EXERCISE REQUIREMENTS> Below is some material; transcribe all of it exactly.
>> BEGIN
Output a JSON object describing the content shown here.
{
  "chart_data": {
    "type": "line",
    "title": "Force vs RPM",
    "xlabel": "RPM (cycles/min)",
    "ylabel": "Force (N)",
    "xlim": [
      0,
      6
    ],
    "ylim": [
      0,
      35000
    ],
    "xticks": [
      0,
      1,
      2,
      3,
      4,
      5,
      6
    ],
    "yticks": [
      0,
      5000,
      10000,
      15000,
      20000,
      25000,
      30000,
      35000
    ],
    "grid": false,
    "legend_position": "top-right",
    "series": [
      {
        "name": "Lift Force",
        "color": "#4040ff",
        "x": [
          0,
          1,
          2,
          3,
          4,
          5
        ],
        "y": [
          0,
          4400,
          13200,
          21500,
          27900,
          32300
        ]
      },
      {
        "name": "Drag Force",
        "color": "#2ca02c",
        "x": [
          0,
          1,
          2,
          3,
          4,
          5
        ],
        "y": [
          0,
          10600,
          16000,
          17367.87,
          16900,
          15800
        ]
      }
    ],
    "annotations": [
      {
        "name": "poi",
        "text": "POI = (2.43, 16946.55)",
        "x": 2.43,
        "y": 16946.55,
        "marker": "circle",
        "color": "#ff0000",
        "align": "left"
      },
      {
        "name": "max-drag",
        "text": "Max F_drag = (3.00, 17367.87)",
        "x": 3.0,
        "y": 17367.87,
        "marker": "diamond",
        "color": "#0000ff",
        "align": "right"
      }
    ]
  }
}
>> END
SOLUTION>
Output a JSON object describing the content shown here.
{
  "chart_data": {
    "type": "line",
    "title": "Force vs RPM",
    "xlabel": "RPM (cycles/min)",
    "ylabel": "Force (N)",
    "xlim": [
      0,
      6
    ],
    "ylim": [
      0,
      35000
    ],
    "xticks": [
      0,
      1,
      2,
      3,
      4,
      5,
      6
    ],
    "yticks": [
      0,
      5000,
      10000,
      15000,
      20000,
      25000,
      30000,
      35000
    ],
    "grid": false,
    "legend_position": "top-right",
    "series": [
      {
        "name": "Lift Force",
        "color": "#4040ff",
        "x": [
          0,
          1,
          2,
          3,
          4,
          5
        ],
        "y": [
          0,
          4400,
          13200,
          21500,
          27900,
          32300
        ]
      },
      {
        "name": "Drag Force",
        "color": "#2ca02c",
        "x": [
          0,
          1,
          2,
          3,
          4,
          5
        ],
        "y": [
          0,
          10600,
          16000,
          17367.87,
          16900,
          15800
        ]
      }
    ],
    "annotations": [
      {
        "name": "poi",
        "text": "POI = (2.43, 16946.55)",
        "x": 2.43,
        "y": 16946.55,
        "marker": "circle",
        "color": "#ff0000",
        "align": "left"
      },
      {
        "name": "max-drag",
        "text": "Max F_drag = (3.00, 17367.87)",
        "x": 3.0,
        "y": 17367.87,
        "marker": "diamond",
        "color": "#0000ff",
        "align": "right"
      }
    ]
  }
}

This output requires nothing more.